#### What you will do:
Check each line of the material. Copy those containing "Hawaii".

#### Exercise material:
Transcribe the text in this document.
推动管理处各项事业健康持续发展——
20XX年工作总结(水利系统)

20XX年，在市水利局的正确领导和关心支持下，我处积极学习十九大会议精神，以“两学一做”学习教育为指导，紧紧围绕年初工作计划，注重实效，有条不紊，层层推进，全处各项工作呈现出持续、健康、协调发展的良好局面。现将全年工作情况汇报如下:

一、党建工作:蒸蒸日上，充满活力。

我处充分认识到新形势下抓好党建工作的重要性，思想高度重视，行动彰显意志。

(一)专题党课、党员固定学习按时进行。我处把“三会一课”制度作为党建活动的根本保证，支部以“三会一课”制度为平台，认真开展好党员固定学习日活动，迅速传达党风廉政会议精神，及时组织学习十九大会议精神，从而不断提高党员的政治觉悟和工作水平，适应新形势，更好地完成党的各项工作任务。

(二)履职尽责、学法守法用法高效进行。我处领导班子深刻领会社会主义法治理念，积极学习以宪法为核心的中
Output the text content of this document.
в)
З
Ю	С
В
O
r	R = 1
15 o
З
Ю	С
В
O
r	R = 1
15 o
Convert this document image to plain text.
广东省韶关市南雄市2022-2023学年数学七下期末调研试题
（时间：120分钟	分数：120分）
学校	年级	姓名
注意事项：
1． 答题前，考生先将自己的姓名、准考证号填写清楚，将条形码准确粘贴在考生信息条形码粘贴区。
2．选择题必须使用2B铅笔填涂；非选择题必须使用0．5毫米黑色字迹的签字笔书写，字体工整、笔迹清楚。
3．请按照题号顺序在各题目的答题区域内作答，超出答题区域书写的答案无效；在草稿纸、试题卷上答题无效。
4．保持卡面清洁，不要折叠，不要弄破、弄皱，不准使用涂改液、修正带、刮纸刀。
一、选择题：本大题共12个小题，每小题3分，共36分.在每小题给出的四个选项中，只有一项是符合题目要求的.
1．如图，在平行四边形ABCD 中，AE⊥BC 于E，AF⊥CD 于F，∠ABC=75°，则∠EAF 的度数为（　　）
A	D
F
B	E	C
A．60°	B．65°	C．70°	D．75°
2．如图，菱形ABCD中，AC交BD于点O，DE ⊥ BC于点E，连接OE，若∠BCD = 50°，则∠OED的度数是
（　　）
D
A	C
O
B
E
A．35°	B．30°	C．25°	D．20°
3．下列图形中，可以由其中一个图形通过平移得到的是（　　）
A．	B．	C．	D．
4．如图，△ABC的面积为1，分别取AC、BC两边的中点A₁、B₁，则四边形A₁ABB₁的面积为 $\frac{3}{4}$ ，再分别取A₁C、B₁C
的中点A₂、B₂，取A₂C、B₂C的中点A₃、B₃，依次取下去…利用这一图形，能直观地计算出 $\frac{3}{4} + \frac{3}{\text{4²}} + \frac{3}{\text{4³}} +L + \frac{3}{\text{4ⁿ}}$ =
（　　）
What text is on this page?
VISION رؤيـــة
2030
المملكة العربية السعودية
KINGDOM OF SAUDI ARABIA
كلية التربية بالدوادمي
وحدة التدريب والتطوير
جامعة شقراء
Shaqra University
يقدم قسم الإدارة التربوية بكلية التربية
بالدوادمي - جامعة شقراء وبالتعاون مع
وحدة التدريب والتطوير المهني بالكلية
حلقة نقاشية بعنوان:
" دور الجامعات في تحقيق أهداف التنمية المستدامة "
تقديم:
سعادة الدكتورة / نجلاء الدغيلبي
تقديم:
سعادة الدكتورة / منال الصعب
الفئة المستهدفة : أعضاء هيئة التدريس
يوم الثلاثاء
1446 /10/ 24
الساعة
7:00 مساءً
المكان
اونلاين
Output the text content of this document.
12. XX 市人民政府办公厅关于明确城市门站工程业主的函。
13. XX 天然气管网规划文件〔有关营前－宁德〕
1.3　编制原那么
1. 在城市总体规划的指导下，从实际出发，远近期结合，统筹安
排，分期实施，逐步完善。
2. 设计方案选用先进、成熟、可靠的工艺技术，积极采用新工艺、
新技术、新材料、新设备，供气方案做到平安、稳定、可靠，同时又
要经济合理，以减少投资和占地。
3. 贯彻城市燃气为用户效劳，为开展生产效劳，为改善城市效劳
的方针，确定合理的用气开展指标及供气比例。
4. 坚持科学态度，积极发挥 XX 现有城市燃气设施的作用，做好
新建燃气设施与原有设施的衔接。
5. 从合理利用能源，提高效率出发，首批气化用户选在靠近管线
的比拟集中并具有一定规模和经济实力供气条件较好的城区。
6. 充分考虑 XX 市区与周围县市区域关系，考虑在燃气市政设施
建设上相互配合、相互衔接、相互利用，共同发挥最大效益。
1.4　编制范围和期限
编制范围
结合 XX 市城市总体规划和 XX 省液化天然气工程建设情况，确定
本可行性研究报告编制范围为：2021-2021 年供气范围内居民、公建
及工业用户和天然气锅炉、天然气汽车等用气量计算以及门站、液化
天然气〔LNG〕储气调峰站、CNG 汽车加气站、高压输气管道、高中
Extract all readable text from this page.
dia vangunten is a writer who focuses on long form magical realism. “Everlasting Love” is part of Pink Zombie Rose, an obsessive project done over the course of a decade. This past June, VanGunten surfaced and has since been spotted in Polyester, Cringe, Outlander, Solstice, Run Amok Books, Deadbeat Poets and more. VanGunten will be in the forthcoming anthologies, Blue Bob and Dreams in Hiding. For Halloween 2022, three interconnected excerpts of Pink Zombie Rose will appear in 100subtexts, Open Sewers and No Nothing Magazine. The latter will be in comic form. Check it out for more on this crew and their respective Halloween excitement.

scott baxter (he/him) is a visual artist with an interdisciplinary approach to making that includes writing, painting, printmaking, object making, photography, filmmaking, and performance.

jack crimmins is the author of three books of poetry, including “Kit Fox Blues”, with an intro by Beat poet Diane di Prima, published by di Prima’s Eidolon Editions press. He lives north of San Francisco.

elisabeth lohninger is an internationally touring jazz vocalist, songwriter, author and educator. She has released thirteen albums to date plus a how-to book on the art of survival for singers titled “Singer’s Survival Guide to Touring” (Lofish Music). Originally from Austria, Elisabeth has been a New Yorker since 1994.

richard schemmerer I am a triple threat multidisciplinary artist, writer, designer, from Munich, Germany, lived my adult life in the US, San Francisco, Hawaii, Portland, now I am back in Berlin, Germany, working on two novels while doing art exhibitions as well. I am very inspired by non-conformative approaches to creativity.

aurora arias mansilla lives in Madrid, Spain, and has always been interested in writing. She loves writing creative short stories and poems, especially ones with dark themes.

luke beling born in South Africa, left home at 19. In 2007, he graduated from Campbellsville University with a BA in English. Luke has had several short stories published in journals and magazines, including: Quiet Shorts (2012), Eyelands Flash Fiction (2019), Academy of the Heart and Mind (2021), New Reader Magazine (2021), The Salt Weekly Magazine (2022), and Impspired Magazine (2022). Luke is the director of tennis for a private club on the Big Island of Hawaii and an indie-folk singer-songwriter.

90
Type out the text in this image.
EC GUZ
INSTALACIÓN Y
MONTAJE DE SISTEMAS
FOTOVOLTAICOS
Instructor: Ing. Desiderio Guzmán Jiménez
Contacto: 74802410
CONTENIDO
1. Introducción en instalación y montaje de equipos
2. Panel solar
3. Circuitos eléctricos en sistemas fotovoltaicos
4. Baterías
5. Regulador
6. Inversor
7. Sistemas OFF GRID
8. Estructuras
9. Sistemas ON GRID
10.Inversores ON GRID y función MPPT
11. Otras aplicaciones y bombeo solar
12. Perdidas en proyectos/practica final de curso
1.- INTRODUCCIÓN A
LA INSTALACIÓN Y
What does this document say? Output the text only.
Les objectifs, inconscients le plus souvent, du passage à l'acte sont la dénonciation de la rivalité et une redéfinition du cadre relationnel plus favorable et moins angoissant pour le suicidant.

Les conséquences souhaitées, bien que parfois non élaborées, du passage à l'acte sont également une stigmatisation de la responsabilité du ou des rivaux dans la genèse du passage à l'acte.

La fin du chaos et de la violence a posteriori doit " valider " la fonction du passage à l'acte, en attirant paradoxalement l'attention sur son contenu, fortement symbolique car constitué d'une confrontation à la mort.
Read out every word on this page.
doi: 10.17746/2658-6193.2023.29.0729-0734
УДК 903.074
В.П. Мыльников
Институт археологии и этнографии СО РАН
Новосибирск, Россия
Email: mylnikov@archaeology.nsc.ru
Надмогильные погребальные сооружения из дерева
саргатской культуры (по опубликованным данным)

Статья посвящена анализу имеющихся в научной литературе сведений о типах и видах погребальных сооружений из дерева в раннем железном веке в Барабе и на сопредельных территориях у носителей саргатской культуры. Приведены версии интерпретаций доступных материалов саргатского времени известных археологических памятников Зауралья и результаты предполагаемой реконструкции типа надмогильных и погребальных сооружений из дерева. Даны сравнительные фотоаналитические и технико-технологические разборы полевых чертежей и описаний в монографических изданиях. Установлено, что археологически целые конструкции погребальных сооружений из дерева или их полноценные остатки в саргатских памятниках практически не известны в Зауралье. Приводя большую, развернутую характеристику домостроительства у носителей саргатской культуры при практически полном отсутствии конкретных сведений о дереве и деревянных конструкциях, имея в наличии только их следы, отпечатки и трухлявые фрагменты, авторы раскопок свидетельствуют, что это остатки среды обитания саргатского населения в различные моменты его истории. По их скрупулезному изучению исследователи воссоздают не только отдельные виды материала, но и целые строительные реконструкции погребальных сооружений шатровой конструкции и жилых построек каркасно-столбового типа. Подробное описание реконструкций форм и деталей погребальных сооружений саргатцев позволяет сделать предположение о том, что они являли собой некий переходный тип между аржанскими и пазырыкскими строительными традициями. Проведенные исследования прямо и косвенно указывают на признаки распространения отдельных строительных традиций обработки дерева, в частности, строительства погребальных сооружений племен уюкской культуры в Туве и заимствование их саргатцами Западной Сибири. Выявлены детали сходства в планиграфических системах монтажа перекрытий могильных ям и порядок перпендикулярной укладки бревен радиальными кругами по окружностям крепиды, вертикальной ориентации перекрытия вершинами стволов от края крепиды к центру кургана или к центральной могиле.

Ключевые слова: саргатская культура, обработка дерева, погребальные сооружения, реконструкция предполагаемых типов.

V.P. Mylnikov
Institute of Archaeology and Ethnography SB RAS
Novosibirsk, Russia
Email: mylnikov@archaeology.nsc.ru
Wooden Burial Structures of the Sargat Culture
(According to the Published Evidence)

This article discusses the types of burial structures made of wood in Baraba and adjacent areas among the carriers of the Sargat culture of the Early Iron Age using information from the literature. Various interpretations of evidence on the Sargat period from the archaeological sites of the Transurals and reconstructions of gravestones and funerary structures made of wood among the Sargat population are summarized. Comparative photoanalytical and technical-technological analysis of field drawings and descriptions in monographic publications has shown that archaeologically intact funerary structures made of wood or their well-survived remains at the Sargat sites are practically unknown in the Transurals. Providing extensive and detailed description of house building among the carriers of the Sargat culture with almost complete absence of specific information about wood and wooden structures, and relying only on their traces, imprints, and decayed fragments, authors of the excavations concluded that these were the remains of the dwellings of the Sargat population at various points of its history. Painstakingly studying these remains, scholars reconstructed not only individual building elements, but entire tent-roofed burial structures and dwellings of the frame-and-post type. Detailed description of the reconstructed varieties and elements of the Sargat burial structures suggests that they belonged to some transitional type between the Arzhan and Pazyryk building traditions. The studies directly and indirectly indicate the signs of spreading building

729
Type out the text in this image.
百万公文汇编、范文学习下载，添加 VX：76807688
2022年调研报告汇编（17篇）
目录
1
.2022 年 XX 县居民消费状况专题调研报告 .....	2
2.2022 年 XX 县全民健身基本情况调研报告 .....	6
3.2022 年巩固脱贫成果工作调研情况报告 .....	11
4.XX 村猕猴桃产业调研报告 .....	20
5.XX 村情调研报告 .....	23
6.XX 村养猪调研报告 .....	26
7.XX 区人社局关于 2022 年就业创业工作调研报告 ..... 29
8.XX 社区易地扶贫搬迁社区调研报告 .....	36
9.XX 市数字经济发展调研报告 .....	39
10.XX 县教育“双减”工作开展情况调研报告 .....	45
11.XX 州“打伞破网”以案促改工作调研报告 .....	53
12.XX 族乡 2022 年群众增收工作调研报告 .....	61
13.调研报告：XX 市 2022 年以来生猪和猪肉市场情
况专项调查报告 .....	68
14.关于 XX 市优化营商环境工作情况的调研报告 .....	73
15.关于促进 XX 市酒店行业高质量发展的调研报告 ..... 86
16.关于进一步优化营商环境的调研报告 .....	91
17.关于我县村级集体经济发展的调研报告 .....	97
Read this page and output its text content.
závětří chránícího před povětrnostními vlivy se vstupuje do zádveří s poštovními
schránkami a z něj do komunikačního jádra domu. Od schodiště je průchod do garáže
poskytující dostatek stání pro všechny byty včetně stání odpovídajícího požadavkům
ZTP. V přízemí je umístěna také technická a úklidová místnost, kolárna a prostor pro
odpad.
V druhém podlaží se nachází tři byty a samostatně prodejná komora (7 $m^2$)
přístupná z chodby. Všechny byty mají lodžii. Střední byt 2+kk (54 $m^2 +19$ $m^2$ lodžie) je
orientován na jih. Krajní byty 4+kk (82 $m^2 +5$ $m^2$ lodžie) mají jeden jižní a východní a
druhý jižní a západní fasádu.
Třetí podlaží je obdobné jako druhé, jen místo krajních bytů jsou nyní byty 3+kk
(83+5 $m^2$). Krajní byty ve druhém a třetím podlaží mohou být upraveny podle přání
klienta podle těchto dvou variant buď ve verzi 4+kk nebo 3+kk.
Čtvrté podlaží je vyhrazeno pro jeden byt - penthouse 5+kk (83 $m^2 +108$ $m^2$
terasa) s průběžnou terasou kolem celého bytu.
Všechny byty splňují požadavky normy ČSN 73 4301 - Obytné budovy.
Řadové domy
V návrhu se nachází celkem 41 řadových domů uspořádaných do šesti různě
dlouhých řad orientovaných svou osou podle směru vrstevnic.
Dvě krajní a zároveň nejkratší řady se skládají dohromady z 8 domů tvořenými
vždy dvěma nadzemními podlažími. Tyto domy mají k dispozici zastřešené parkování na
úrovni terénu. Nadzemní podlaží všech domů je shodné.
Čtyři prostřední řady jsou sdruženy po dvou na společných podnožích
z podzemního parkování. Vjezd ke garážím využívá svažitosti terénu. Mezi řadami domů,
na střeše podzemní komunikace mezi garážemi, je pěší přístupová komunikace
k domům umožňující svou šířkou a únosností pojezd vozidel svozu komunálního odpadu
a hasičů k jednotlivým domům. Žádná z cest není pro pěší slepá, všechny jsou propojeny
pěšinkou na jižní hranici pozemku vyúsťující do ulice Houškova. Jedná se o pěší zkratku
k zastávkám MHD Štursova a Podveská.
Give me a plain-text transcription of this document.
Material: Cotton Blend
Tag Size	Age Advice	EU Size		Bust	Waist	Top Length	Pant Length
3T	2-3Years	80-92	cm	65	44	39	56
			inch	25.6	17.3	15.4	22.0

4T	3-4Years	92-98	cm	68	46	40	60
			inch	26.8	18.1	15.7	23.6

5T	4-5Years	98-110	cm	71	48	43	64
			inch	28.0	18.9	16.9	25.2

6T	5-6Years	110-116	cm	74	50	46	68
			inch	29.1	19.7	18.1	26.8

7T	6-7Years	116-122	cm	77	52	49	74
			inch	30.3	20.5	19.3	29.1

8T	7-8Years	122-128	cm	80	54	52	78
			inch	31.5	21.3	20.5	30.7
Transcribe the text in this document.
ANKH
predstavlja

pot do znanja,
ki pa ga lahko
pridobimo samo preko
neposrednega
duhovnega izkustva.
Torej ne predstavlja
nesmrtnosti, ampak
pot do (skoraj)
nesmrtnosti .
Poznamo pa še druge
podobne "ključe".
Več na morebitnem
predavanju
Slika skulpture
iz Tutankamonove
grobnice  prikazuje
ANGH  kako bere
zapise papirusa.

#### Written solution:
richard schemmerer I am a triple threat multidisciplinary artist, writer, designer, from Munich, Germany, lived my adult life in the US, San Francisco, Hawaii, Portland, now I am back in Berlin, Germany, working on two novels while doing art exhibitions as well. I am very inspired by non-conformative approaches to creativity.
luke beling born in South Africa, left home at 19. In 2007, he graduated from Campbellsville University with a BA in English. Luke has had several short stories published in journals and magazines, including: Quiet Shorts (2012), Eyelands Flash Fiction (2019), Academy of the Heart and Mind (2021), New Reader Magazine (2021), The Salt Weekly Magazine (2022), and Impspired Magazine (2022). Luke is the director of tennis for a private club on the Big Island of Hawaii and an indie-folk singer-songwriter.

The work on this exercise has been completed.